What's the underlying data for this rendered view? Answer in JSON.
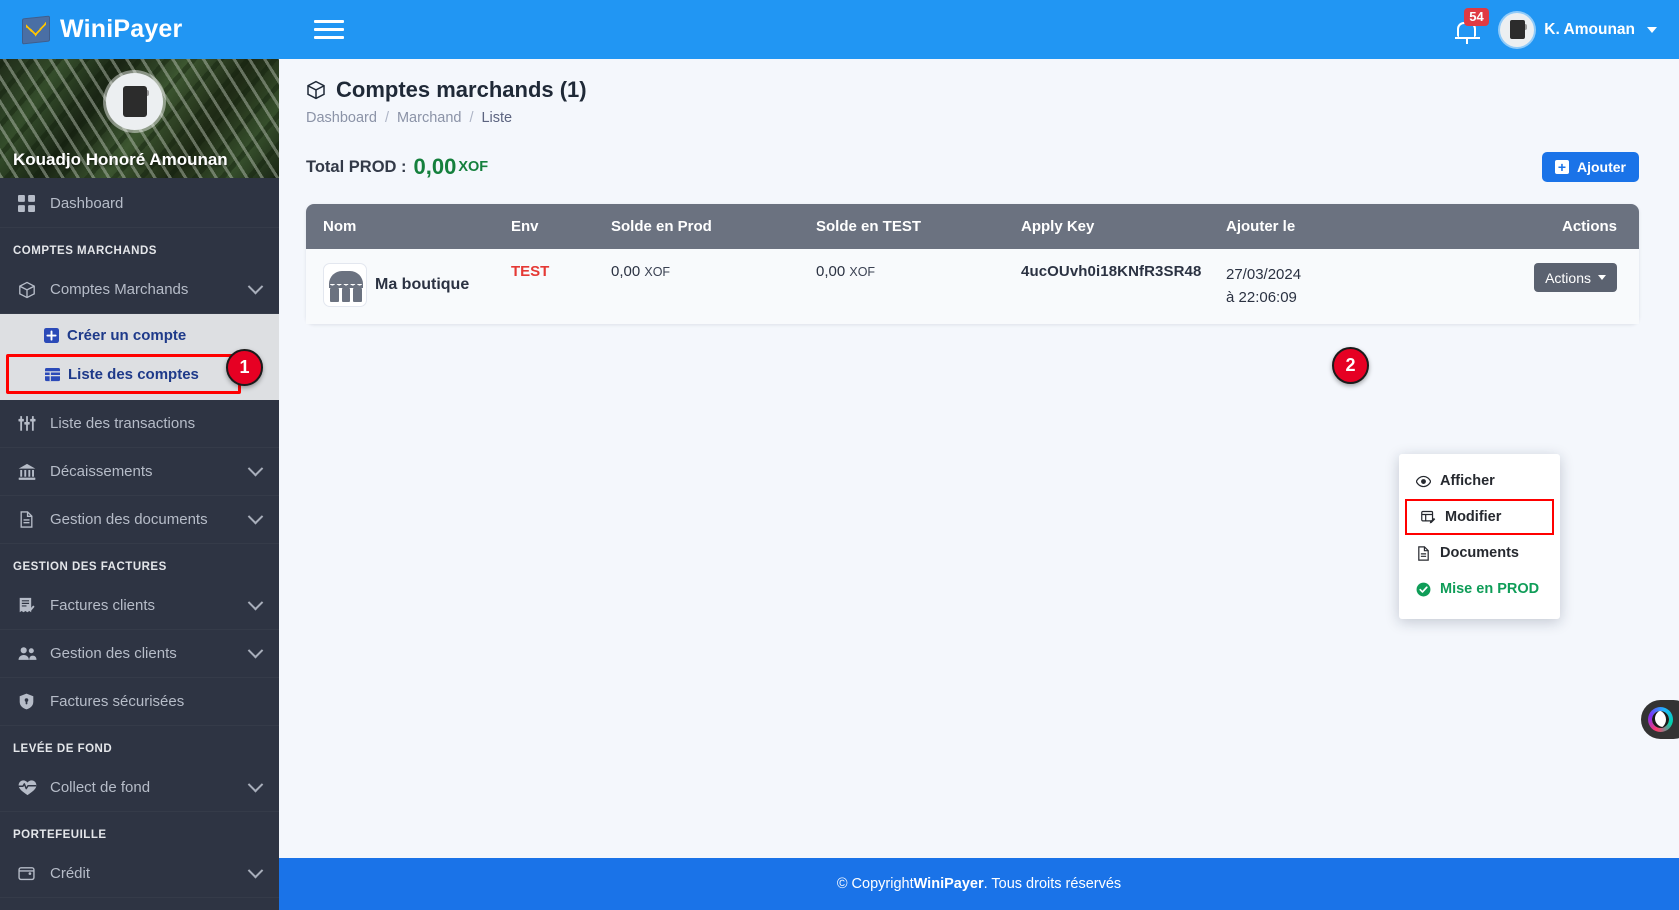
{
  "topbar": {
    "brand": "WiniPayer",
    "menu_toggle": "hamburger-menu",
    "notification_count": "54",
    "user_name": "K. Amounan"
  },
  "sidebar": {
    "profile_name": "Kouadjo Honoré Amounan",
    "dashboard": "Dashboard",
    "sections": [
      {
        "title": "COMPTES MARCHANDS",
        "items": [
          {
            "label": "Comptes Marchands",
            "icon": "box-icon",
            "expandable": true,
            "submenu": [
              {
                "label": "Créer un compte",
                "icon": "plus-square-icon",
                "highlighted": false
              },
              {
                "label": "Liste des comptes",
                "icon": "table-list-icon",
                "highlighted": true
              }
            ]
          },
          {
            "label": "Liste des transactions",
            "icon": "sliders-icon",
            "expandable": false
          },
          {
            "label": "Décaissements",
            "icon": "bank-icon",
            "expandable": true
          },
          {
            "label": "Gestion des documents",
            "icon": "file-icon",
            "expandable": true
          }
        ]
      },
      {
        "title": "GESTION DES FACTURES",
        "items": [
          {
            "label": "Factures clients",
            "icon": "receipt-check-icon",
            "expandable": true
          },
          {
            "label": "Gestion des clients",
            "icon": "users-icon",
            "expandable": true
          },
          {
            "label": "Factures sécurisées",
            "icon": "shield-lock-icon",
            "expandable": false
          }
        ]
      },
      {
        "title": "LEVÉE DE FOND",
        "items": [
          {
            "label": "Collect de fond",
            "icon": "heart-pulse-icon",
            "expandable": true
          }
        ]
      },
      {
        "title": "PORTEFEUILLE",
        "items": [
          {
            "label": "Crédit",
            "icon": "wallet-icon",
            "expandable": true
          }
        ]
      }
    ]
  },
  "main": {
    "page_title": "Comptes marchands (1)",
    "page_title_icon": "box-icon",
    "breadcrumb": [
      {
        "label": "Dashboard",
        "current": false
      },
      {
        "label": "Marchand",
        "current": false
      },
      {
        "label": "Liste",
        "current": true
      }
    ],
    "breadcrumb_sep": "/",
    "total_label": "Total PROD :",
    "total_value": "0,00",
    "total_currency": "XOF",
    "add_button": "Ajouter",
    "add_button_icon": "plus-square-icon",
    "table": {
      "columns": [
        "Nom",
        "Env",
        "Solde en Prod",
        "Solde en TEST",
        "Apply Key",
        "Ajouter le",
        "Actions"
      ],
      "rows": [
        {
          "nom": "Ma boutique",
          "nom_icon": "shop-icon",
          "env": "TEST",
          "solde_prod": "0,00",
          "solde_prod_currency": "XOF",
          "solde_test": "0,00",
          "solde_test_currency": "XOF",
          "apply_key": "4ucOUvh0i18KNfR3SR48",
          "date_line1": "27/03/2024",
          "date_line2": "à 22:06:09",
          "actions_label": "Actions"
        }
      ]
    },
    "dropdown": {
      "items": [
        {
          "label": "Afficher",
          "icon": "eye-icon",
          "highlighted": false,
          "style": "dark"
        },
        {
          "label": "Modifier",
          "icon": "edit-table-icon",
          "highlighted": true,
          "style": "dark"
        },
        {
          "label": "Documents",
          "icon": "file-icon",
          "highlighted": false,
          "style": "dark"
        },
        {
          "label": "Mise en PROD",
          "icon": "check-circle-icon",
          "highlighted": false,
          "style": "green"
        }
      ]
    },
    "steps": [
      {
        "number": "1"
      },
      {
        "number": "2"
      }
    ]
  },
  "footer": {
    "copyright_prefix": "© Copyright ",
    "brand": "WiniPayer",
    "copyright_suffix": ". Tous droits réservés"
  },
  "chat_widget": {
    "icon": "chat-face-icon"
  },
  "colors": {
    "primary": "#2196f3",
    "footer_blue": "#1a73e8",
    "sidebar": "#2e3443",
    "table_header": "#6b7280",
    "danger": "#e53935",
    "success": "#15803d",
    "highlight": "#ff0000",
    "step_badge": "#e60023"
  }
}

---

▶ What is required: Quote every record above exactly, leaving out the pictures.

▶ The completed task:
What's the underlying data for this rendered view? Answer in JSON.
{
  "topbar": {
    "brand": "WiniPayer",
    "menu_toggle": "hamburger-menu",
    "notification_count": "54",
    "user_name": "K. Amounan"
  },
  "sidebar": {
    "profile_name": "Kouadjo Honoré Amounan",
    "dashboard": "Dashboard",
    "sections": [
      {
        "title": "COMPTES MARCHANDS",
        "items": [
          {
            "label": "Comptes Marchands",
            "icon": "box-icon",
            "expandable": true,
            "submenu": [
              {
                "label": "Créer un compte",
                "icon": "plus-square-icon",
                "highlighted": false
              },
              {
                "label": "Liste des comptes",
                "icon": "table-list-icon",
                "highlighted": true
              }
            ]
          },
          {
            "label": "Liste des transactions",
            "icon": "sliders-icon",
            "expandable": false
          },
          {
            "label": "Décaissements",
            "icon": "bank-icon",
            "expandable": true
          },
          {
            "label": "Gestion des documents",
            "icon": "file-icon",
            "expandable": true
          }
        ]
      },
      {
        "title": "GESTION DES FACTURES",
        "items": [
          {
            "label": "Factures clients",
            "icon": "receipt-check-icon",
            "expandable": true
          },
          {
            "label": "Gestion des clients",
            "icon": "users-icon",
            "expandable": true
          },
          {
            "label": "Factures sécurisées",
            "icon": "shield-lock-icon",
            "expandable": false
          }
        ]
      },
      {
        "title": "LEVÉE DE FOND",
        "items": [
          {
            "label": "Collect de fond",
            "icon": "heart-pulse-icon",
            "expandable": true
          }
        ]
      },
      {
        "title": "PORTEFEUILLE",
        "items": [
          {
            "label": "Crédit",
            "icon": "wallet-icon",
            "expandable": true
          }
        ]
      }
    ]
  },
  "main": {
    "page_title": "Comptes marchands (1)",
    "page_title_icon": "box-icon",
    "breadcrumb": [
      {
        "label": "Dashboard",
        "current": false
      },
      {
        "label": "Marchand",
        "current": false
      },
      {
        "label": "Liste",
        "current": true
      }
    ],
    "breadcrumb_sep": "/",
    "total_label": "Total PROD :",
    "total_value": "0,00",
    "total_currency": "XOF",
    "add_button": "Ajouter",
    "add_button_icon": "plus-square-icon",
    "table": {
      "columns": [
        "Nom",
        "Env",
        "Solde en Prod",
        "Solde en TEST",
        "Apply Key",
        "Ajouter le",
        "Actions"
      ],
      "rows": [
        {
          "nom": "Ma boutique",
          "nom_icon": "shop-icon",
          "env": "TEST",
          "solde_prod": "0,00",
          "solde_prod_currency": "XOF",
          "solde_test": "0,00",
          "solde_test_currency": "XOF",
          "apply_key": "4ucOUvh0i18KNfR3SR48",
          "date_line1": "27/03/2024",
          "date_line2": "à 22:06:09",
          "actions_label": "Actions"
        }
      ]
    },
    "dropdown": {
      "items": [
        {
          "label": "Afficher",
          "icon": "eye-icon",
          "highlighted": false,
          "style": "dark"
        },
        {
          "label": "Modifier",
          "icon": "edit-table-icon",
          "highlighted": true,
          "style": "dark"
        },
        {
          "label": "Documents",
          "icon": "file-icon",
          "highlighted": false,
          "style": "dark"
        },
        {
          "label": "Mise en PROD",
          "icon": "check-circle-icon",
          "highlighted": false,
          "style": "green"
        }
      ]
    },
    "steps": [
      {
        "number": "1"
      },
      {
        "number": "2"
      }
    ]
  },
  "footer": {
    "copyright_prefix": "© Copyright ",
    "brand": "WiniPayer",
    "copyright_suffix": ". Tous droits réservés"
  },
  "chat_widget": {
    "icon": "chat-face-icon"
  },
  "colors": {
    "primary": "#2196f3",
    "footer_blue": "#1a73e8",
    "sidebar": "#2e3443",
    "table_header": "#6b7280",
    "danger": "#e53935",
    "success": "#15803d",
    "highlight": "#ff0000",
    "step_badge": "#e60023"
  }
}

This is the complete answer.